[Records excerpted from a collection]
---*---

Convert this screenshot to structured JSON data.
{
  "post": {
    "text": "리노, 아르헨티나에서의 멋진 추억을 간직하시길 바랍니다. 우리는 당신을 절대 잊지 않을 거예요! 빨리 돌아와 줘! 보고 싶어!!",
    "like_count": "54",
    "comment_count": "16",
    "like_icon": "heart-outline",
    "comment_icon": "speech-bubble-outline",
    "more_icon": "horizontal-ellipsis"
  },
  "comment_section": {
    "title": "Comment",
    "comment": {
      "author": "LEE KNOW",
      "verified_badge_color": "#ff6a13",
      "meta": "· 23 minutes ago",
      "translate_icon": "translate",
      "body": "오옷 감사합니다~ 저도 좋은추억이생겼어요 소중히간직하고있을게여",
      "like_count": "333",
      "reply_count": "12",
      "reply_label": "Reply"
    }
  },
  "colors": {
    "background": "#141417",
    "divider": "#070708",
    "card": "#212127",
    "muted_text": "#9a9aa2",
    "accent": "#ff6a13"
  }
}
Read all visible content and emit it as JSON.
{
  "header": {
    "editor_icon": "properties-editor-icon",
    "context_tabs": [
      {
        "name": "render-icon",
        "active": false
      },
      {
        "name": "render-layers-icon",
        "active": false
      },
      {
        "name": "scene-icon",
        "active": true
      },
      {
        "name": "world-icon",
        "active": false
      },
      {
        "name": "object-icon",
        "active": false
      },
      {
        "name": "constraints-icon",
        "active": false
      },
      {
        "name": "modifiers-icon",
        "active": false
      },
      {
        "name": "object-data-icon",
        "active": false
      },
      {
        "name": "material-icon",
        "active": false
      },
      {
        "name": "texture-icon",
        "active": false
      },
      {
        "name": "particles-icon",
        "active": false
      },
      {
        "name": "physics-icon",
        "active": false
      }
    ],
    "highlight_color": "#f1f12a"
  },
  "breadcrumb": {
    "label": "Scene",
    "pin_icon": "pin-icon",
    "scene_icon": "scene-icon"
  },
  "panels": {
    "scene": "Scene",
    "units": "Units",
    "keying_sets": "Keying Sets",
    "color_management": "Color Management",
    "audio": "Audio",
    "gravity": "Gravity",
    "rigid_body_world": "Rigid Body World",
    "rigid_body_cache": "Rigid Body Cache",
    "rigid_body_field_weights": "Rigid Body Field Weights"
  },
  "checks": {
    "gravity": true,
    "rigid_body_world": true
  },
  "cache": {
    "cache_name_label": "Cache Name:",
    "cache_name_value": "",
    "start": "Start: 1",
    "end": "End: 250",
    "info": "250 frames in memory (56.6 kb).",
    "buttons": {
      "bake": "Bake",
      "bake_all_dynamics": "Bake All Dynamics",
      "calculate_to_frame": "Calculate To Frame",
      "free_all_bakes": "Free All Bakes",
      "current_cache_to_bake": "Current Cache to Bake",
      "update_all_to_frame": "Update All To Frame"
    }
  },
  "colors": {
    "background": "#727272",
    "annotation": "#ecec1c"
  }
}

---*---

> STATED EXERCISE:
Please quote every record above exactly as it appears.

> EXPECTED ANSWER:
Convert this screenshot to structured JSON data.
{
  "post": {
    "text": "리노, 아르헨티나에서의 멋진 추억을 간직하시길 바랍니다. 우리는 당신을 절대 잊지 않을 거예요! 빨리 돌아와 줘! 보고 싶어!!",
    "like_count": "54",
    "comment_count": "16",
    "like_icon": "heart-outline",
    "comment_icon": "speech-bubble-outline",
    "more_icon": "horizontal-ellipsis"
  },
  "comment_section": {
    "title": "Comment",
    "comment": {
      "author": "LEE KNOW",
      "verified_badge_color": "#ff6a13",
      "meta": "· 23 minutes ago",
      "translate_icon": "translate",
      "body": "오옷 감사합니다~ 저도 좋은추억이생겼어요 소중히간직하고있을게여",
      "like_count": "333",
      "reply_count": "12",
      "reply_label": "Reply"
    }
  },
  "colors": {
    "background": "#141417",
    "divider": "#070708",
    "card": "#212127",
    "muted_text": "#9a9aa2",
    "accent": "#ff6a13"
  }
}
Read all visible content and emit it as JSON.
{
  "header": {
    "editor_icon": "properties-editor-icon",
    "context_tabs": [
      {
        "name": "render-icon",
        "active": false
      },
      {
        "name": "render-layers-icon",
        "active": false
      },
      {
        "name": "scene-icon",
        "active": true
      },
      {
        "name": "world-icon",
        "active": false
      },
      {
        "name": "object-icon",
        "active": false
      },
      {
        "name": "constraints-icon",
        "active": false
      },
      {
        "name": "modifiers-icon",
        "active": false
      },
      {
        "name": "object-data-icon",
        "active": false
      },
      {
        "name": "material-icon",
        "active": false
      },
      {
        "name": "texture-icon",
        "active": false
      },
      {
        "name": "particles-icon",
        "active": false
      },
      {
        "name": "physics-icon",
        "active": false
      }
    ],
    "highlight_color": "#f1f12a"
  },
  "breadcrumb": {
    "label": "Scene",
    "pin_icon": "pin-icon",
    "scene_icon": "scene-icon"
  },
  "panels": {
    "scene": "Scene",
    "units": "Units",
    "keying_sets": "Keying Sets",
    "color_management": "Color Management",
    "audio": "Audio",
    "gravity": "Gravity",
    "rigid_body_world": "Rigid Body World",
    "rigid_body_cache": "Rigid Body Cache",
    "rigid_body_field_weights": "Rigid Body Field Weights"
  },
  "checks": {
    "gravity": true,
    "rigid_body_world": true
  },
  "cache": {
    "cache_name_label": "Cache Name:",
    "cache_name_value": "",
    "start": "Start: 1",
    "end": "End: 250",
    "info": "250 frames in memory (56.6 kb).",
    "buttons": {
      "bake": "Bake",
      "bake_all_dynamics": "Bake All Dynamics",
      "calculate_to_frame": "Calculate To Frame",
      "free_all_bakes": "Free All Bakes",
      "current_cache_to_bake": "Current Cache to Bake",
      "update_all_to_frame": "Update All To Frame"
    }
  },
  "colors": {
    "background": "#727272",
    "annotation": "#ecec1c"
  }
}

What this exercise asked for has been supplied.